(Data records)
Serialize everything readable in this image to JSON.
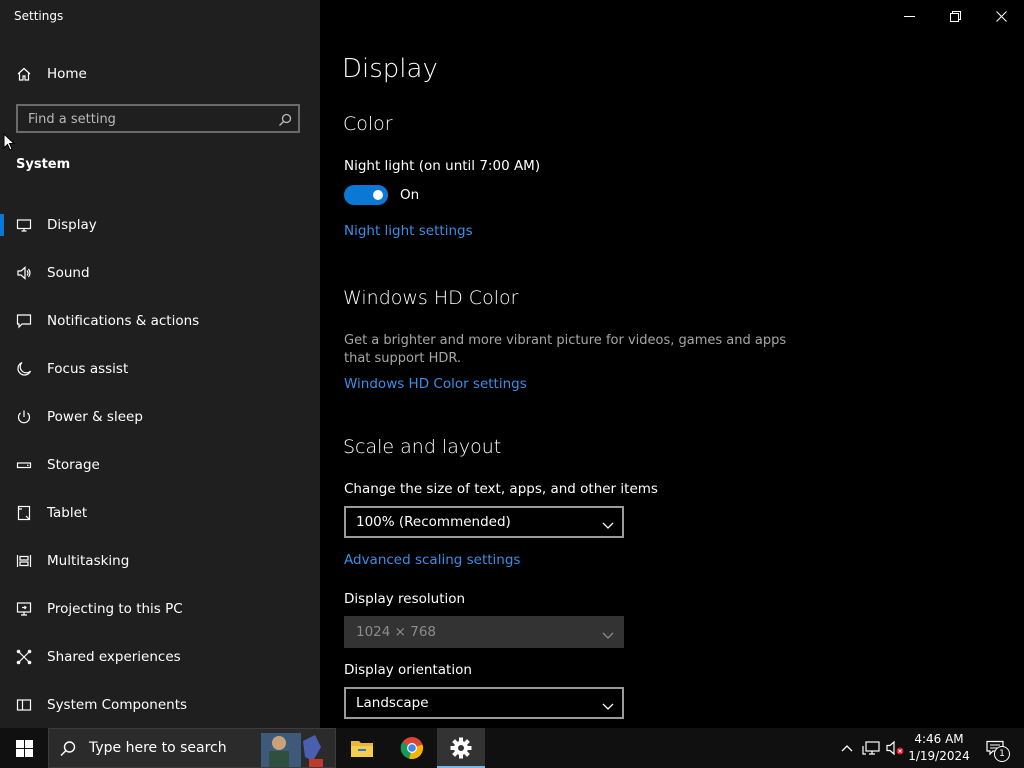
{
  "window": {
    "title": "Settings"
  },
  "sidebar": {
    "home_label": "Home",
    "search_placeholder": "Find a setting",
    "section_label": "System",
    "items": [
      {
        "label": "Display",
        "icon": "monitor-icon"
      },
      {
        "label": "Sound",
        "icon": "speaker-icon"
      },
      {
        "label": "Notifications & actions",
        "icon": "message-icon"
      },
      {
        "label": "Focus assist",
        "icon": "moon-icon"
      },
      {
        "label": "Power & sleep",
        "icon": "power-icon"
      },
      {
        "label": "Storage",
        "icon": "storage-icon"
      },
      {
        "label": "Tablet",
        "icon": "tablet-icon"
      },
      {
        "label": "Multitasking",
        "icon": "multitasking-icon"
      },
      {
        "label": "Projecting to this PC",
        "icon": "projecting-icon"
      },
      {
        "label": "Shared experiences",
        "icon": "shared-icon"
      },
      {
        "label": "System Components",
        "icon": "components-icon"
      }
    ]
  },
  "main": {
    "title": "Display",
    "color": {
      "heading": "Color",
      "night_light_label": "Night light (on until 7:00 AM)",
      "toggle_state": "On",
      "night_light_link": "Night light settings"
    },
    "hdr": {
      "heading": "Windows HD Color",
      "description": "Get a brighter and more vibrant picture for videos, games and apps that support HDR.",
      "link": "Windows HD Color settings"
    },
    "scale": {
      "heading": "Scale and layout",
      "size_label": "Change the size of text, apps, and other items",
      "size_value": "100% (Recommended)",
      "advanced_link": "Advanced scaling settings",
      "resolution_label": "Display resolution",
      "resolution_value": "1024 × 768",
      "orientation_label": "Display orientation",
      "orientation_value": "Landscape"
    }
  },
  "taskbar": {
    "search_placeholder": "Type here to search",
    "clock_time": "4:46 AM",
    "clock_date": "1/19/2024",
    "notification_count": "1"
  },
  "colors": {
    "accent": "#0a78d4",
    "link": "#3a8ee6",
    "sidebar_bg": "#1f1f1f",
    "main_bg": "#000000"
  }
}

§ **Exercise**
In the records above, find each line holding "Night" and copy it.

§ **Answer for the task**
      "night_light_label": "Night light (on until 7:00 AM)",
      "night_light_link": "Night light settings"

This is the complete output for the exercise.